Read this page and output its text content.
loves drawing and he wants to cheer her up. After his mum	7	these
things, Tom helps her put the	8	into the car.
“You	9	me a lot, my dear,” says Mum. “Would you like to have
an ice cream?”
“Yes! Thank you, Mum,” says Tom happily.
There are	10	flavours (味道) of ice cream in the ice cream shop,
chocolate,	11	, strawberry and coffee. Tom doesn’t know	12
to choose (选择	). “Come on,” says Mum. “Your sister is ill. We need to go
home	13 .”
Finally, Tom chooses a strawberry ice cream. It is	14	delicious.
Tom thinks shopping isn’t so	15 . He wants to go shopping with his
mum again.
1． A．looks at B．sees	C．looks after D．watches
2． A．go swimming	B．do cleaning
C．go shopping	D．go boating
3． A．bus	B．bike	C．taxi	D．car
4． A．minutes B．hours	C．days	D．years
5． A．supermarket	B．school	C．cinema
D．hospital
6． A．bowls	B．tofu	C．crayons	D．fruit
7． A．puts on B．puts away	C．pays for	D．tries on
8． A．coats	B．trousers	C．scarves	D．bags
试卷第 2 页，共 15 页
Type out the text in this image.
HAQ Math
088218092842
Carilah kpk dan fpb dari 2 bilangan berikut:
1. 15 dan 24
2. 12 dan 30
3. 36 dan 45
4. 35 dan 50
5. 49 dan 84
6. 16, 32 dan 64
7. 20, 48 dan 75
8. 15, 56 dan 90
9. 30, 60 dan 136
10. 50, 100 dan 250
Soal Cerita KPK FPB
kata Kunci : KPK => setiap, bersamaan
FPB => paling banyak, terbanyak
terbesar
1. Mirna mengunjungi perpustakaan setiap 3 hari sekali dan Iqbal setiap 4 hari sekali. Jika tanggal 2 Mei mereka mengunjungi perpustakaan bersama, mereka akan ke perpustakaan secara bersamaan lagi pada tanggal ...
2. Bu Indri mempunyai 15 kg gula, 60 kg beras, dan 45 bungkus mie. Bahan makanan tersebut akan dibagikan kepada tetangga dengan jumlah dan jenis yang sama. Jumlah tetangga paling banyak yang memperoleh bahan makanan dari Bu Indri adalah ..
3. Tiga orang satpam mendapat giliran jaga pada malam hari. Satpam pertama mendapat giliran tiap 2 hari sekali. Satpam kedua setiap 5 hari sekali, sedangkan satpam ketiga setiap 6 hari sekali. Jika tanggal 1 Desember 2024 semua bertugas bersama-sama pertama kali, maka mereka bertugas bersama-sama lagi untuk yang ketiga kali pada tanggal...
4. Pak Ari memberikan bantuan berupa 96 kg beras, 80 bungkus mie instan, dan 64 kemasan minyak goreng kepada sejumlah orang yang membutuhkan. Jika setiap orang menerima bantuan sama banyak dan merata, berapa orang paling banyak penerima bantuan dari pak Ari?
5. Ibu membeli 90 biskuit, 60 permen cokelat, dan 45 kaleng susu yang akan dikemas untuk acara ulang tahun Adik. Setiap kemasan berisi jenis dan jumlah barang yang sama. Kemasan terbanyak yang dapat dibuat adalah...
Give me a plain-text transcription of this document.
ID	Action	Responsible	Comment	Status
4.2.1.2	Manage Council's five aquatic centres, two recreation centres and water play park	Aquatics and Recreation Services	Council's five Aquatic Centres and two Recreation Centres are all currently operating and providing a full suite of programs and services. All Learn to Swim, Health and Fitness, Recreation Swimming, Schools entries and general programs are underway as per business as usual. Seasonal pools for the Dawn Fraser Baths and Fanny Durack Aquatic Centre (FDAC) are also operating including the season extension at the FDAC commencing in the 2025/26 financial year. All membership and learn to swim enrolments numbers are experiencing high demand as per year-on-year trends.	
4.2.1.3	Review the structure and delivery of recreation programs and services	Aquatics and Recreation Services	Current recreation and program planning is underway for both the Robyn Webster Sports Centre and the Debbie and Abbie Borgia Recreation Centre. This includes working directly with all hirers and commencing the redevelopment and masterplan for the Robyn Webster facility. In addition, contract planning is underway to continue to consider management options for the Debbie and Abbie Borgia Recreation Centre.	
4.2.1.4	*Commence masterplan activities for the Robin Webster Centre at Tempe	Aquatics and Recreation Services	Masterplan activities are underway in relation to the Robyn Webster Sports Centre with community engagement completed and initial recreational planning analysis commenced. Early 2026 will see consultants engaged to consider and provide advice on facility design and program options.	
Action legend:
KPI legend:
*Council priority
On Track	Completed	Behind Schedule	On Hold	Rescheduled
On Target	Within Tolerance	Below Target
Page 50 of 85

=== WHAT YOU NEED TO DO ===
Using the data above, copy each line that contains "strawberry".

=== THE OUTPUT ===
chocolate,	11	, strawberry and coffee. Tom doesn’t know	12
Finally, Tom chooses a strawberry ice cream. It is	14	delicious.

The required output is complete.